> _Exercise objective_
All the data should be repeated exactly. Any image in it is left out.

Extracted data entries
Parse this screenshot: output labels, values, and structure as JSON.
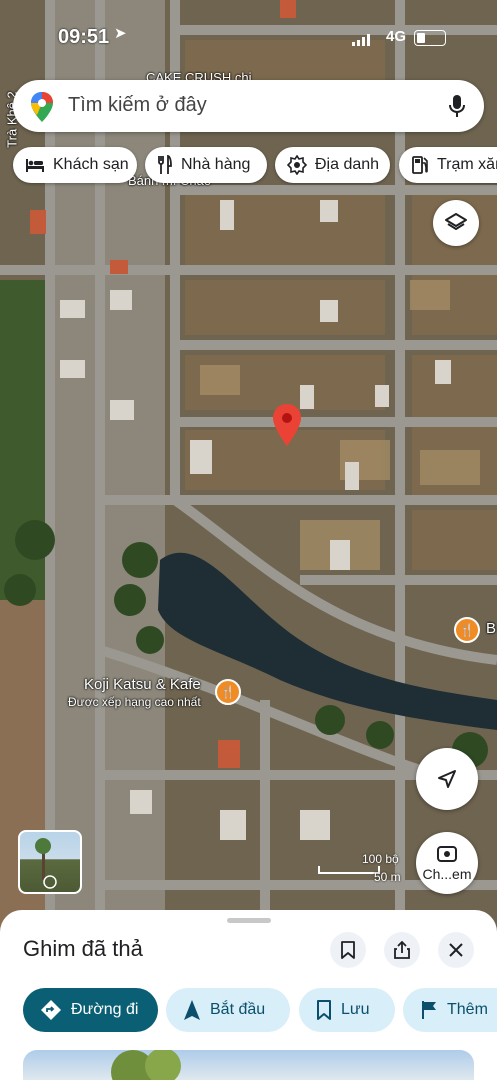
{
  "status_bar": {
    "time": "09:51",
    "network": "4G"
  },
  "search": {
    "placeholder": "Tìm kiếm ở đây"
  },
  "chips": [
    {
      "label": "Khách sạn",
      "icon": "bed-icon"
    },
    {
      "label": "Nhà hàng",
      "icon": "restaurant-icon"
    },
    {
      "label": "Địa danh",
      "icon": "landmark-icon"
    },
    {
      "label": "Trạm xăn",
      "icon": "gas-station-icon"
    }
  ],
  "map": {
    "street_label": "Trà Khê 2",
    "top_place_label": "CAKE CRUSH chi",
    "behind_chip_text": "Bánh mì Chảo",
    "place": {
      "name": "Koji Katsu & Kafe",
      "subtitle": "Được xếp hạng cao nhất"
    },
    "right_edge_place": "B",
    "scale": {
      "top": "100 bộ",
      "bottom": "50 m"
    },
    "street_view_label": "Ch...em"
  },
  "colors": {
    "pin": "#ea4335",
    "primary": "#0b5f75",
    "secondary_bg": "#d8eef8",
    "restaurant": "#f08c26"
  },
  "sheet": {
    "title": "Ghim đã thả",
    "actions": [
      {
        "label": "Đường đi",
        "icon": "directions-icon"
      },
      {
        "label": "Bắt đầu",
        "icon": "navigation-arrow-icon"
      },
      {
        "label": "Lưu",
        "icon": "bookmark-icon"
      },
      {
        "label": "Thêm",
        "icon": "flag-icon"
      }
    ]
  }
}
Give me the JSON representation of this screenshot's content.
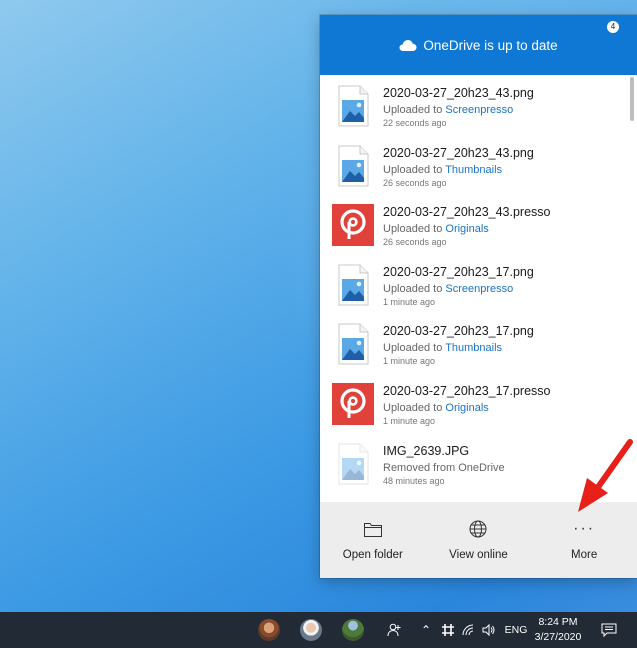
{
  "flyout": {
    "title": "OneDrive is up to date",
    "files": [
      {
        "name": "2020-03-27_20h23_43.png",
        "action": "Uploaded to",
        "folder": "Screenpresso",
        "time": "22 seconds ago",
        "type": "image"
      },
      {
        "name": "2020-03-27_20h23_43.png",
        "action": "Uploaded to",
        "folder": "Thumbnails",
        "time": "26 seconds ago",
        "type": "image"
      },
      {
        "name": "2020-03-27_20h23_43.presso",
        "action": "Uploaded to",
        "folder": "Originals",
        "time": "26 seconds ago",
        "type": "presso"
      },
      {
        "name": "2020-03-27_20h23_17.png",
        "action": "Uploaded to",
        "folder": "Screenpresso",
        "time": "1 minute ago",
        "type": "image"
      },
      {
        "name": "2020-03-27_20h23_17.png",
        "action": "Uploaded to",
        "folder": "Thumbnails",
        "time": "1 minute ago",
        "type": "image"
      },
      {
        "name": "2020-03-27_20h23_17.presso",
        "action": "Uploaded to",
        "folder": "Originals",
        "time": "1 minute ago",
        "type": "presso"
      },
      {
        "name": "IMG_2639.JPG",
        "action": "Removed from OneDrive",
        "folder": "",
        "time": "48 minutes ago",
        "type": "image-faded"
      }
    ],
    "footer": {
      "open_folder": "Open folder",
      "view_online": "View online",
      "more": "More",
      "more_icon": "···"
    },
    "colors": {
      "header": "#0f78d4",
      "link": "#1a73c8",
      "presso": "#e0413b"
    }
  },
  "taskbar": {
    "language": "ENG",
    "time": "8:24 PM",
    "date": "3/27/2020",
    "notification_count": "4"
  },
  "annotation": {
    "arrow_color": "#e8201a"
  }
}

> _Output for this exercise_
Parse this screenshot: output labels, values, and structure as JSON.
{
  "status_bar": {
    "time": "09:51",
    "network": "4G"
  },
  "search": {
    "placeholder": "Tìm kiếm ở đây"
  },
  "chips": [
    {
      "label": "Khách sạn",
      "icon": "bed-icon"
    },
    {
      "label": "Nhà hàng",
      "icon": "restaurant-icon"
    },
    {
      "label": "Địa danh",
      "icon": "landmark-icon"
    },
    {
      "label": "Trạm xăn",
      "icon": "gas-station-icon"
    }
  ],
  "map": {
    "street_label": "Trà Khê 2",
    "top_place_label": "CAKE CRUSH chi",
    "behind_chip_text": "Bánh mì Chảo",
    "place": {
      "name": "Koji Katsu & Kafe",
      "subtitle": "Được xếp hạng cao nhất"
    },
    "right_edge_place": "B",
    "scale": {
      "top": "100 bộ",
      "bottom": "50 m"
    },
    "street_view_label": "Ch...em"
  },
  "colors": {
    "pin": "#ea4335",
    "primary": "#0b5f75",
    "secondary_bg": "#d8eef8",
    "restaurant": "#f08c26"
  },
  "sheet": {
    "title": "Ghim đã thả",
    "actions": [
      {
        "label": "Đường đi",
        "icon": "directions-icon"
      },
      {
        "label": "Bắt đầu",
        "icon": "navigation-arrow-icon"
      },
      {
        "label": "Lưu",
        "icon": "bookmark-icon"
      },
      {
        "label": "Thêm",
        "icon": "flag-icon"
      }
    ]
  }
}
Give me the JSON representation of this screenshot's content.
{
  "flyout": {
    "title": "OneDrive is up to date",
    "files": [
      {
        "name": "2020-03-27_20h23_43.png",
        "action": "Uploaded to",
        "folder": "Screenpresso",
        "time": "22 seconds ago",
        "type": "image"
      },
      {
        "name": "2020-03-27_20h23_43.png",
        "action": "Uploaded to",
        "folder": "Thumbnails",
        "time": "26 seconds ago",
        "type": "image"
      },
      {
        "name": "2020-03-27_20h23_43.presso",
        "action": "Uploaded to",
        "folder": "Originals",
        "time": "26 seconds ago",
        "type": "presso"
      },
      {
        "name": "2020-03-27_20h23_17.png",
        "action": "Uploaded to",
        "folder": "Screenpresso",
        "time": "1 minute ago",
        "type": "image"
      },
      {
        "name": "2020-03-27_20h23_17.png",
        "action": "Uploaded to",
        "folder": "Thumbnails",
        "time": "1 minute ago",
        "type": "image"
      },
      {
        "name": "2020-03-27_20h23_17.presso",
        "action": "Uploaded to",
        "folder": "Originals",
        "time": "1 minute ago",
        "type": "presso"
      },
      {
        "name": "IMG_2639.JPG",
        "action": "Removed from OneDrive",
        "folder": "",
        "time": "48 minutes ago",
        "type": "image-faded"
      }
    ],
    "footer": {
      "open_folder": "Open folder",
      "view_online": "View online",
      "more": "More",
      "more_icon": "···"
    },
    "colors": {
      "header": "#0f78d4",
      "link": "#1a73c8",
      "presso": "#e0413b"
    }
  },
  "taskbar": {
    "language": "ENG",
    "time": "8:24 PM",
    "date": "3/27/2020",
    "notification_count": "4"
  },
  "annotation": {
    "arrow_color": "#e8201a"
  }
}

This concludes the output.